— Begin Material for this task —

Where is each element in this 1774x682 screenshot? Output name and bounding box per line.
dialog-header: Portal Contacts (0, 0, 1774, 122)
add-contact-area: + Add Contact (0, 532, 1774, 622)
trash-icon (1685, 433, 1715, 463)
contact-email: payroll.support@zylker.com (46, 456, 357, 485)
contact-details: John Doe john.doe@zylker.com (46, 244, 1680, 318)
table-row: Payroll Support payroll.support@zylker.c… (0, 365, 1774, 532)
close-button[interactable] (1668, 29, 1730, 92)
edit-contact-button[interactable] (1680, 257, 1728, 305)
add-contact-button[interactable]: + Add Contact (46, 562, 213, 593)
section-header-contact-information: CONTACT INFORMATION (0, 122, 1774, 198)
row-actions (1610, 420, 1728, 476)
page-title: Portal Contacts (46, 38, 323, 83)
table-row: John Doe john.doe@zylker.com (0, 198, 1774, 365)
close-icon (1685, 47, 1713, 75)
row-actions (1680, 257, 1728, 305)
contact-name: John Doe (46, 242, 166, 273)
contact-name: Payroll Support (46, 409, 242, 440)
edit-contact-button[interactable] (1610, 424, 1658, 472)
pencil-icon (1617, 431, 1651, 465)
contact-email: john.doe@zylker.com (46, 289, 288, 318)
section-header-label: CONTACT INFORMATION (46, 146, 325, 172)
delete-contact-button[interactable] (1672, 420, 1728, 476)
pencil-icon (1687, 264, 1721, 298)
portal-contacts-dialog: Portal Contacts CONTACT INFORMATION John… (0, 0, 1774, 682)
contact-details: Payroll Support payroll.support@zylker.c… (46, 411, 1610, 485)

— End Material for this task —

Could you reproduce the whole listing above, swapping each "Payroll Support" for "HR Support" and leaving everything else untouched?

Where is each element in this 1774x682 screenshot? Output name and bounding box per line.
dialog-header: Portal Contacts (0, 0, 1774, 122)
add-contact-area: + Add Contact (0, 532, 1774, 622)
trash-icon (1685, 433, 1715, 463)
contact-email: payroll.support@zylker.com (46, 456, 357, 485)
contact-details: John Doe john.doe@zylker.com (46, 244, 1680, 318)
table-row: HR Support payroll.support@zylker.c… (0, 365, 1774, 532)
close-button[interactable] (1668, 29, 1730, 92)
edit-contact-button[interactable] (1680, 257, 1728, 305)
add-contact-button[interactable]: + Add Contact (46, 562, 213, 593)
section-header-contact-information: CONTACT INFORMATION (0, 122, 1774, 198)
row-actions (1610, 420, 1728, 476)
page-title: Portal Contacts (46, 38, 323, 83)
table-row: John Doe john.doe@zylker.com (0, 198, 1774, 365)
close-icon (1685, 47, 1713, 75)
row-actions (1680, 257, 1728, 305)
contact-name: John Doe (46, 242, 166, 273)
contact-name: HR Support (46, 409, 242, 440)
edit-contact-button[interactable] (1610, 424, 1658, 472)
pencil-icon (1617, 431, 1651, 465)
contact-email: john.doe@zylker.com (46, 289, 288, 318)
section-header-label: CONTACT INFORMATION (46, 146, 325, 172)
delete-contact-button[interactable] (1672, 420, 1728, 476)
pencil-icon (1687, 264, 1721, 298)
portal-contacts-dialog: Portal Contacts CONTACT INFORMATION John… (0, 0, 1774, 682)
contact-details: HR Support payroll.support@zylker.c… (46, 411, 1610, 485)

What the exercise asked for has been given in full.